◆ **EXTRACTED INFORMATION**
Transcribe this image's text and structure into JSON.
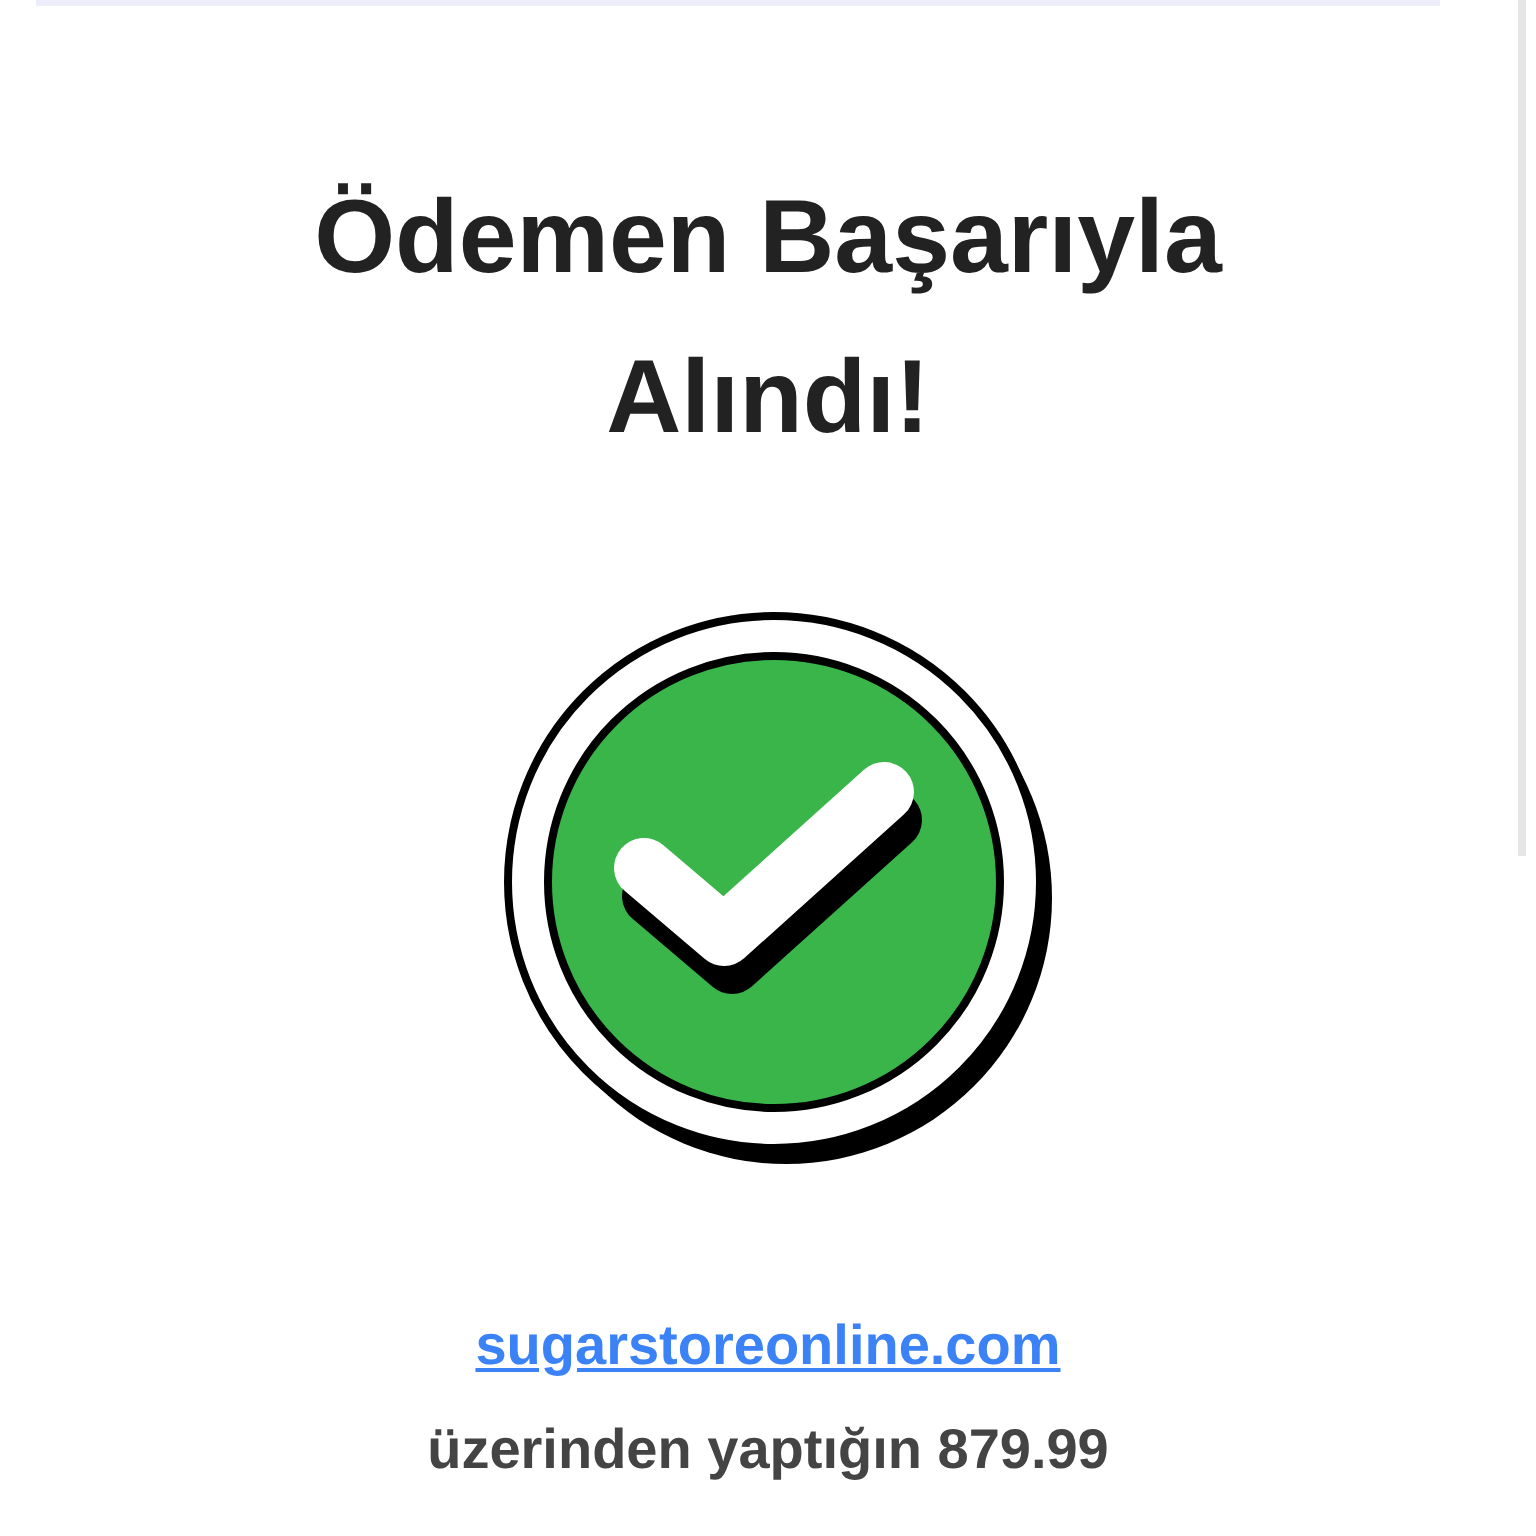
{
  "title": "Ödemen Başarıyla Alındı!",
  "store_link": "sugarstoreonline.com",
  "message": "üzerinden yaptığın 879.99"
}
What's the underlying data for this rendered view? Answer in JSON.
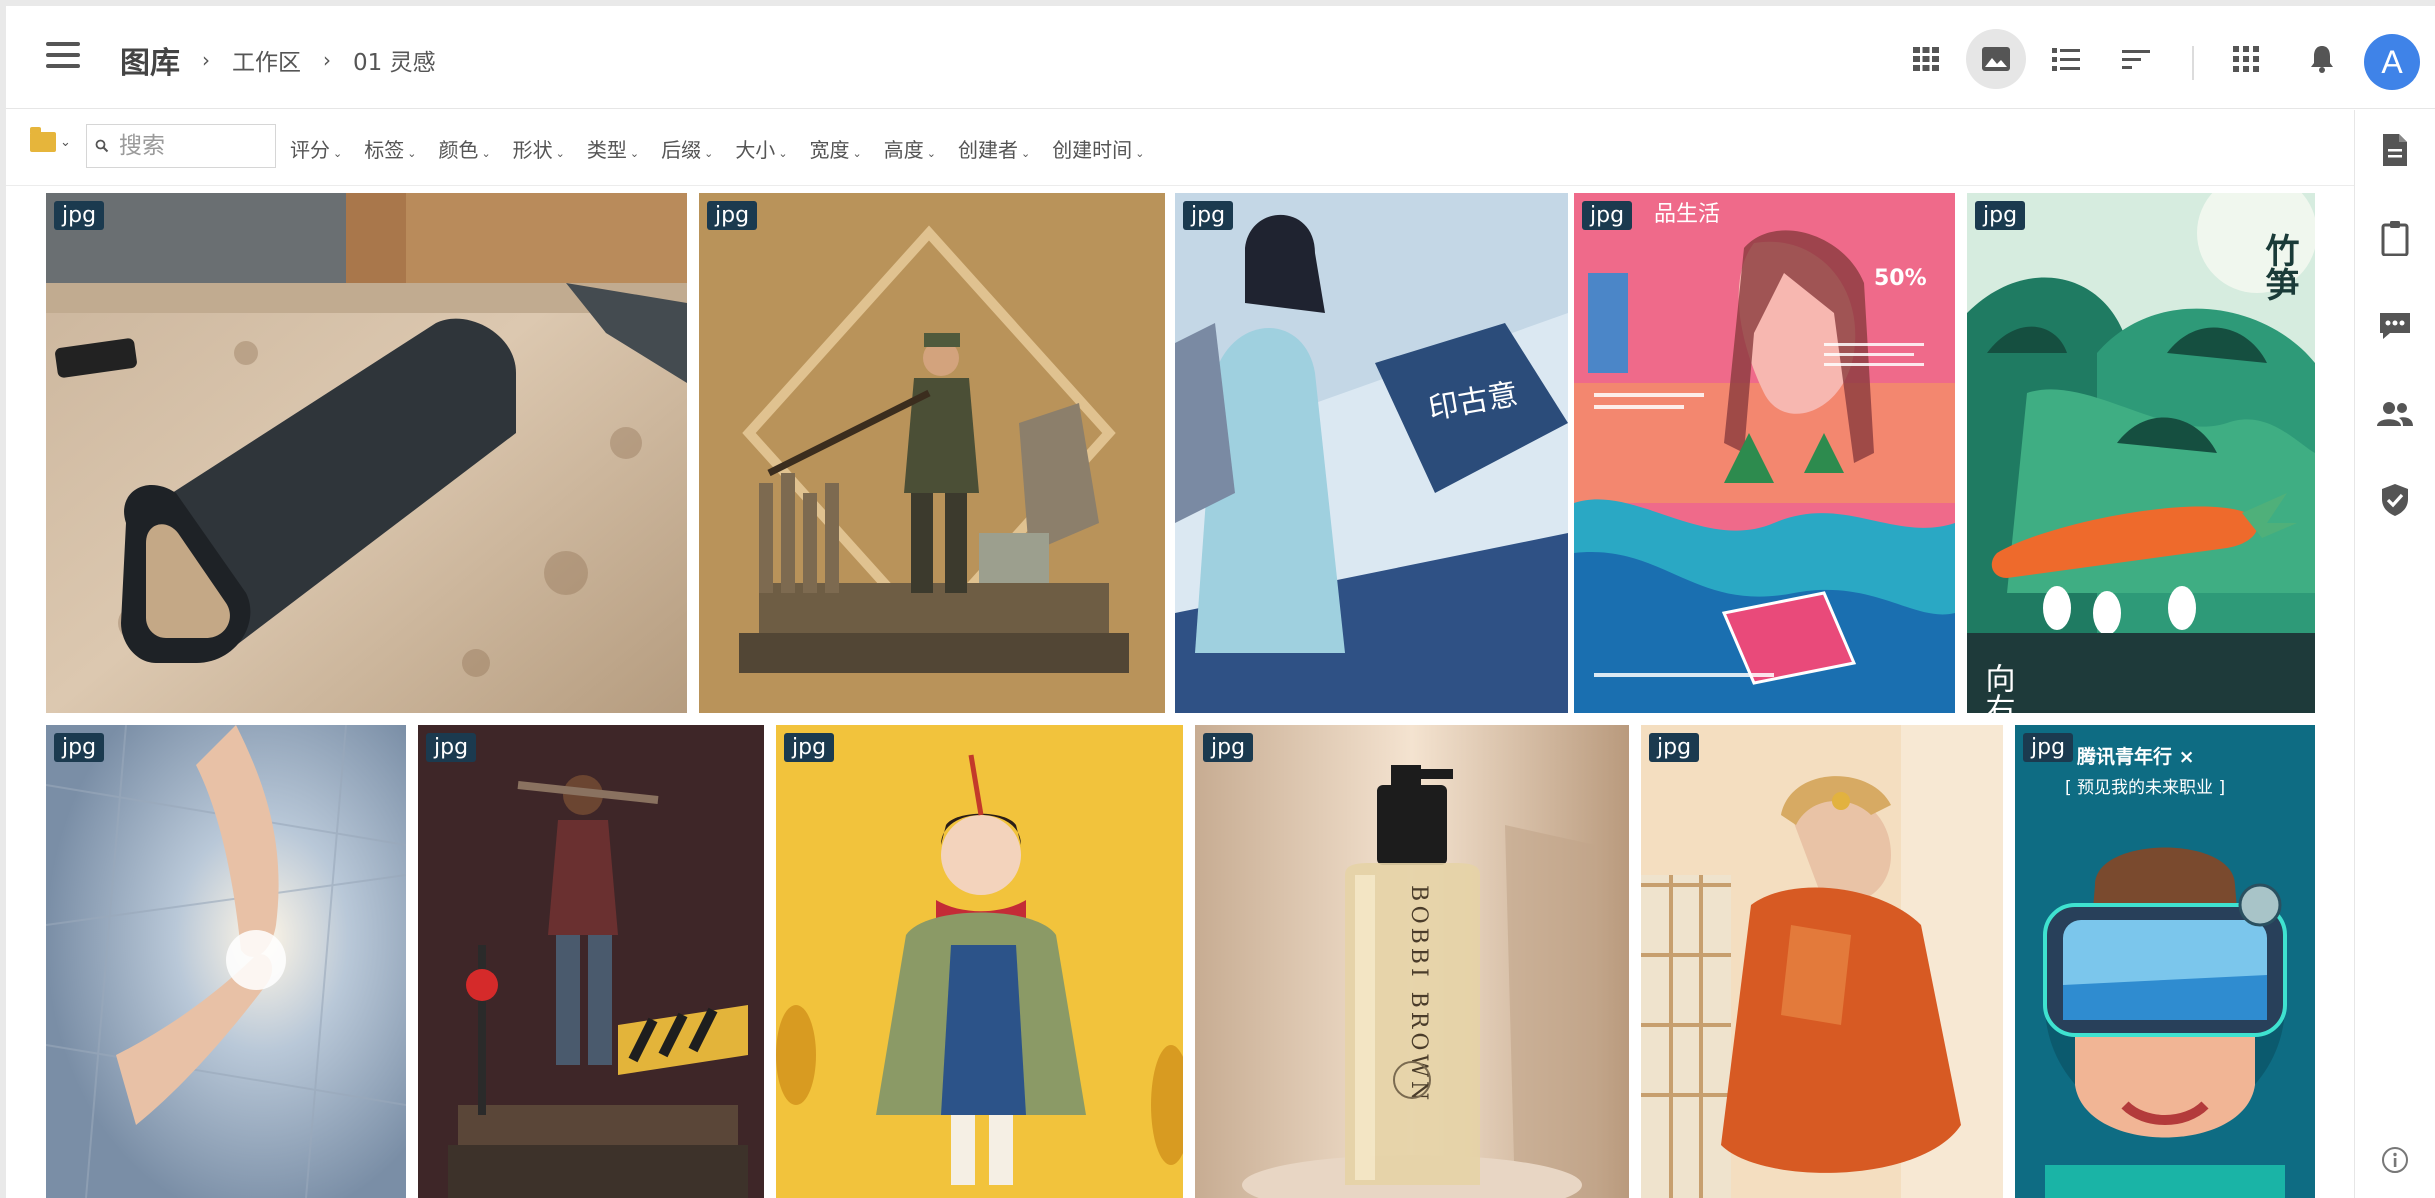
{
  "header": {
    "breadcrumb_root": "图库",
    "breadcrumb_items": [
      "工作区",
      "01 灵感"
    ],
    "avatar_initial": "A"
  },
  "filterbar": {
    "search_placeholder": "搜索",
    "filters": [
      "评分",
      "标签",
      "颜色",
      "形状",
      "类型",
      "后缀",
      "大小",
      "宽度",
      "高度",
      "创建者",
      "创建时间"
    ]
  },
  "icons": {
    "header": [
      "grid-icon",
      "image-view-icon",
      "list-icon",
      "sort-icon",
      "apps-icon",
      "bell-icon"
    ],
    "sidebar": [
      "document-icon",
      "clipboard-icon",
      "comment-icon",
      "people-icon",
      "shield-check-icon",
      "info-icon"
    ]
  },
  "colors": {
    "accent": "#3f83e8",
    "badge": "#1b3a4f",
    "folder": "#e6b53b"
  },
  "gallery": {
    "items": [
      {
        "badge": "jpg"
      },
      {
        "badge": "jpg"
      },
      {
        "badge": "jpg",
        "text": "印古意"
      },
      {
        "badge": "jpg",
        "text": "品生活",
        "text2": "50%"
      },
      {
        "badge": "jpg",
        "text": "竹笋",
        "text2": "向右"
      },
      {
        "badge": "jpg"
      },
      {
        "badge": "jpg"
      },
      {
        "badge": "jpg"
      },
      {
        "badge": "jpg",
        "text": "BOBBI BROWN"
      },
      {
        "badge": "jpg"
      },
      {
        "badge": "jpg",
        "text": "腾讯青年行 ×",
        "text2": "[ 预见我的未来职业 ]"
      }
    ]
  }
}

◆ **EXERCISE**
Copy every line above that includes the string "view".

◆ **CORRECT OUTPUT**
What's the underlying data for this rendered view? Answer in JSON.
      "image-view-icon",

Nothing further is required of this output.